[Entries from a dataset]
* BEGIN *
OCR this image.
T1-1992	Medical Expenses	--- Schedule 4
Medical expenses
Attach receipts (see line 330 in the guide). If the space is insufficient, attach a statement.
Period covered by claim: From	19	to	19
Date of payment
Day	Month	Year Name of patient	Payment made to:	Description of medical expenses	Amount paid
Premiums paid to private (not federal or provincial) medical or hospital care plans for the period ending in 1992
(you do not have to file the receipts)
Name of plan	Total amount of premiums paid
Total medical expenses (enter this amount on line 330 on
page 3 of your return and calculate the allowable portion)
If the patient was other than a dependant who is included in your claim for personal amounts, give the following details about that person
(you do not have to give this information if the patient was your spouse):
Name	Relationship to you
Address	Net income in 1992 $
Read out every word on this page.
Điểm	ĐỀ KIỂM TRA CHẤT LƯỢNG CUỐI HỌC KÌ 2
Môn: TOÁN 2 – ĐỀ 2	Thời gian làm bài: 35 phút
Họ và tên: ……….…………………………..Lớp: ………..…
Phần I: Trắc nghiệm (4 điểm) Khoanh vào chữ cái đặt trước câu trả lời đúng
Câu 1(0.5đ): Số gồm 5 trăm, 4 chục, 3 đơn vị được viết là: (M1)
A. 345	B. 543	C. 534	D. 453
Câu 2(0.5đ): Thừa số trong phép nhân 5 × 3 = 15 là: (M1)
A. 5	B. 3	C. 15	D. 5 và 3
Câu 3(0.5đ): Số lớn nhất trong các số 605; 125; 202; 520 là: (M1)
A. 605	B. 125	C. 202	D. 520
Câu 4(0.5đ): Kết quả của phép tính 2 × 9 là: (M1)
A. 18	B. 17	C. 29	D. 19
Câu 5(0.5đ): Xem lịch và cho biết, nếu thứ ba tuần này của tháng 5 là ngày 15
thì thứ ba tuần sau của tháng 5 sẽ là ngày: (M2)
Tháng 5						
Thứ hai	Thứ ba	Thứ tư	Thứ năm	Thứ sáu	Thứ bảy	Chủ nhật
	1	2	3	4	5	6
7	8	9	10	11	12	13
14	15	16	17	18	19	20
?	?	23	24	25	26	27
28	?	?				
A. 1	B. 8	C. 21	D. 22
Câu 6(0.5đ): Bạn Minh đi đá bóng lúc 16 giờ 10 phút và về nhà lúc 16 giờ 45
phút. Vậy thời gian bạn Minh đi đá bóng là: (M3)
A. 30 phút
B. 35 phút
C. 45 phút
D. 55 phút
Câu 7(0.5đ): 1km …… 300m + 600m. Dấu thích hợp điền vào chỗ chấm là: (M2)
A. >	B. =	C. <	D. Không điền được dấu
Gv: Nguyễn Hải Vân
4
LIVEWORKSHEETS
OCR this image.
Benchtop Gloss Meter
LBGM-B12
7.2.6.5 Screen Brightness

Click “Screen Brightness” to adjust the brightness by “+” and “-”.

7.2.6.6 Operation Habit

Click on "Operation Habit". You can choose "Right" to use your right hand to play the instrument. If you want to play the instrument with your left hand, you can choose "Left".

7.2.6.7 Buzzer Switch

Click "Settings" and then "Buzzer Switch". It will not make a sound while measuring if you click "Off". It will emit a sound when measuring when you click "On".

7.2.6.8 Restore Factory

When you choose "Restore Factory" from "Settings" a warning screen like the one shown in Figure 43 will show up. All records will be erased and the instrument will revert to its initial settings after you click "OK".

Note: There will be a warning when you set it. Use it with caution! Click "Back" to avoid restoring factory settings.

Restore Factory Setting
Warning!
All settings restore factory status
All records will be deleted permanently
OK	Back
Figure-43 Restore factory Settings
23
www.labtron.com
* END *
Description of the task: Locate the lines above that contain "Total" and copy them.

Result of this task:
Name of plan	Total amount of premiums paid
Total medical expenses (enter this amount on line 330 on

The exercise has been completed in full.